→ **Text**
----------------------------------------

HTML(input_form + javascript)

After setting the parameters - selecting the test folder and number of recursions, execute the below cell to perform testing. This will run the main_prediction.py in test_mode and generate the next predictions as specified in the Set Parameters for the test directory selected by you.

In [None]:
fi= "--test_dir="+file
print(fi)
re="--recursions="+recur
print(re)
%run main_prediction.py $fi $re --test_only

#### Run the below script to fetch the last generated GIFs from testing the above directory.
In order to check the output predictions, execute the below cell and you can see the Original input, the Ground Truth and the Generated Predictions GIFs.

In [None]:
import os
import constants as c

original_filename = ''
ogt_filename = ''
ogen_filename = ''
        
count = 0

for root, dirs, filenames in os.walk(c.GIF_SRC_FOLDER):
    #print('root: ', root)
    #print('dirs: ', dirs)
    
    for filename in filenames:
        fullFileName = os.path.join(root,filename)
        if "original" in filename:
            count += 1
            original_filename = fullFileName
            #print('original gif: ', fullFileName)

----------------------------------------

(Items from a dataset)
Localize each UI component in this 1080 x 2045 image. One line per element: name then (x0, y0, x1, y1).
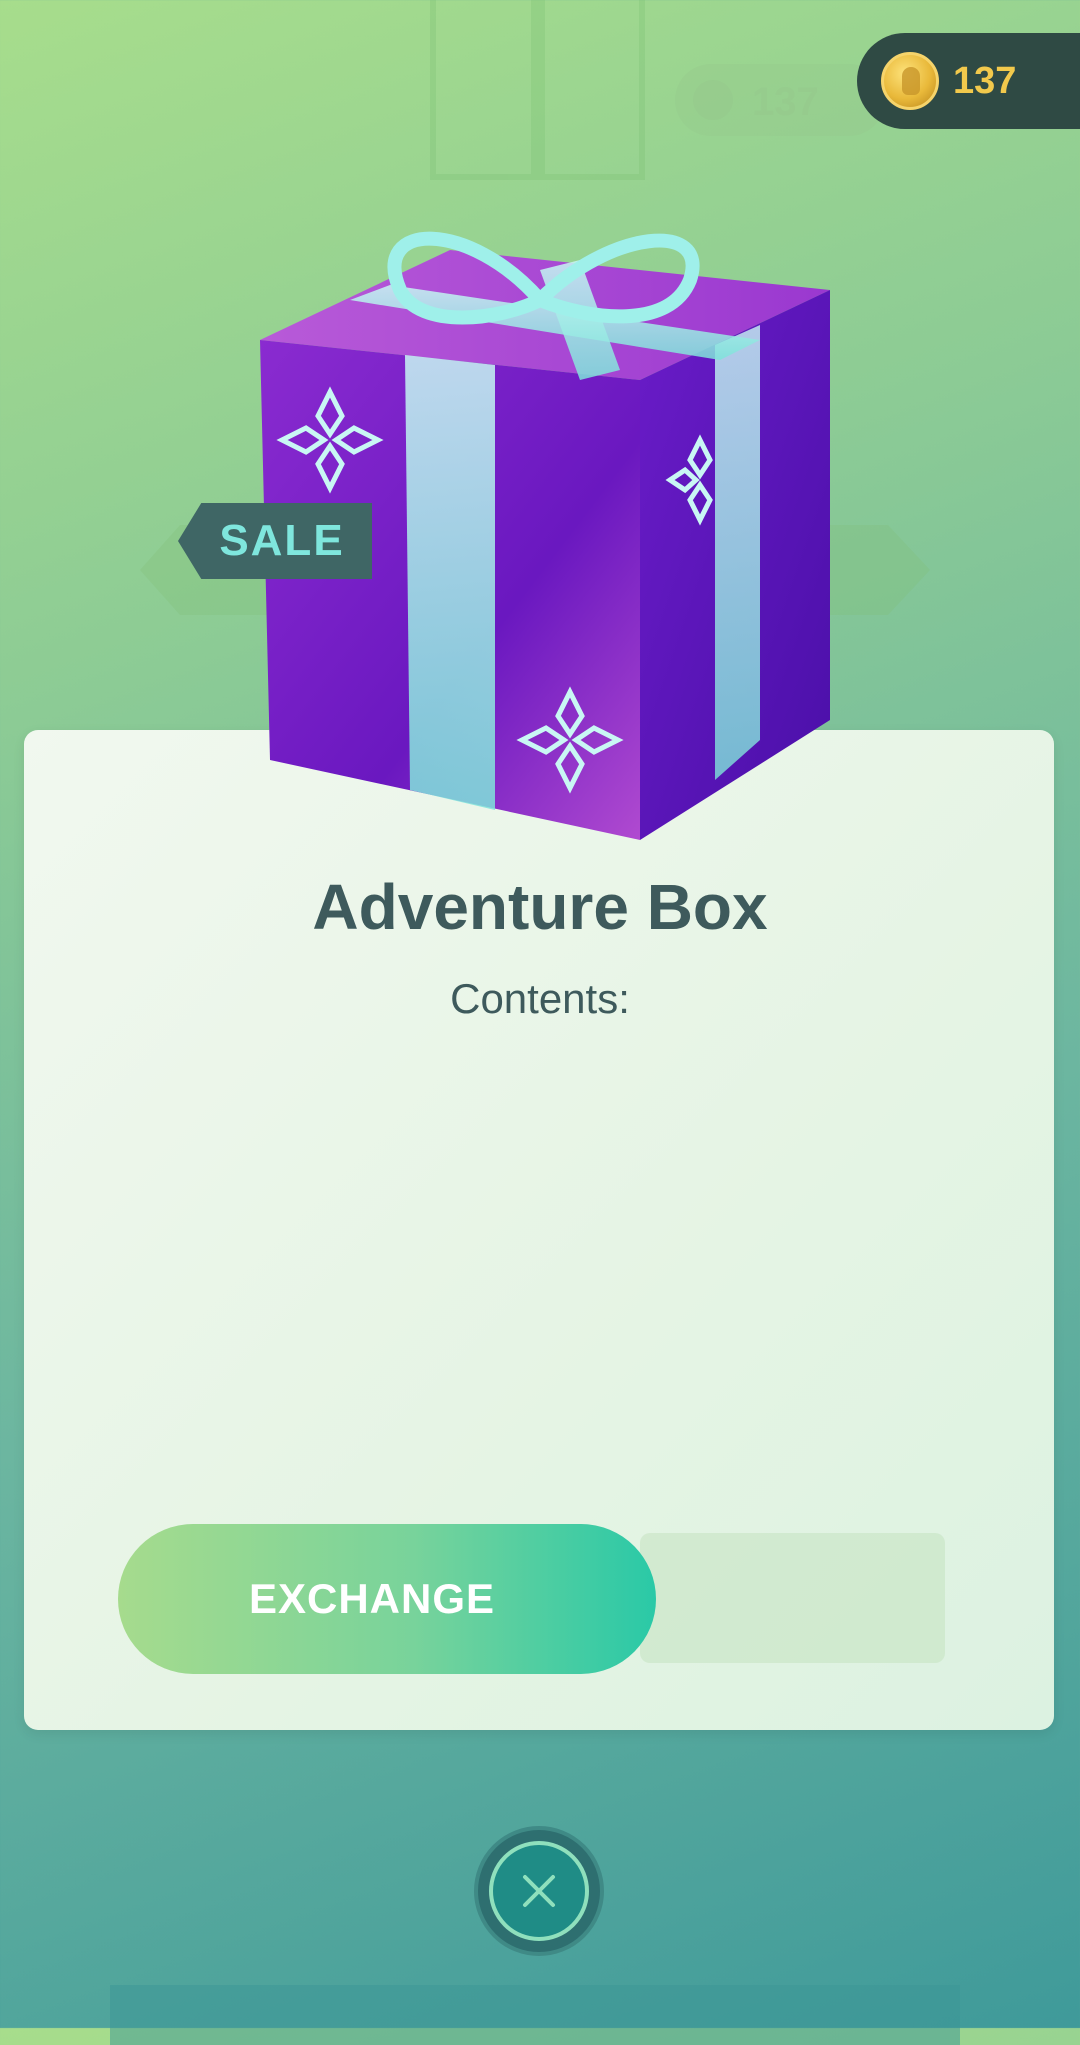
contents-label: Contents: (450, 975, 630, 1022)
exchange-button-label: EXCHANGE (248, 1575, 496, 1622)
background-bottom-bar (110, 1985, 960, 2045)
background-coin-amount: 137 (752, 80, 819, 124)
pokecoin-icon (881, 52, 939, 110)
close-icon (489, 1841, 589, 1941)
sale-badge-label: SALE (219, 516, 345, 565)
background-gift-icon (430, 0, 645, 180)
coin-counter: 137 (857, 33, 1080, 129)
item-title: Adventure Box (312, 871, 768, 943)
sale-badge: SALE (178, 503, 372, 579)
close-button[interactable] (474, 1826, 604, 1956)
exchange-track (640, 1533, 945, 1663)
coin-amount: 137 (953, 59, 1017, 102)
background-coin-icon (693, 80, 733, 120)
exchange-button[interactable]: EXCHANGE (118, 1524, 656, 1674)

----------------------------------------

→ **Complete the following**
A) Translate this sentence from the notebook excerpt into Spanish: "In order to check the output predictions, execute the below cell and you can see the Original input, the Ground Truth and the Generated Predictions GIFs."
B) Summarize the notebook excerpt in two sentences.
C) Repeat the part of the notebook excerpt that opens with the words containing "for root, dirs, filenames" and closes with "gif: ', fullFileName)".

→ **Expected responses**
A) Para comprobar las predicciones de salida, ejecute la celda de abajo y podrá ver los GIF de la entrada original, la verdad de referencia y las predicciones generadas.

B) Once the test folder and number of recursions are set, a cell runs main_prediction.py in test mode to generate the next predictions for the chosen test directory. A second cell fetches the last generated GIFs so the original input, the ground truth and the generated predictions can be viewed.

C)
for root, dirs, filenames in os.walk(c.GIF_SRC_FOLDER):
    #print('root: ', root)
    #print('dirs: ', dirs)
    
    for filename in filenames:
        fullFileName = os.path.join(root,filename)
        if "original" in filename:
            count += 1
            original_filename = fullFileName
            #print('original gif: ', fullFileName)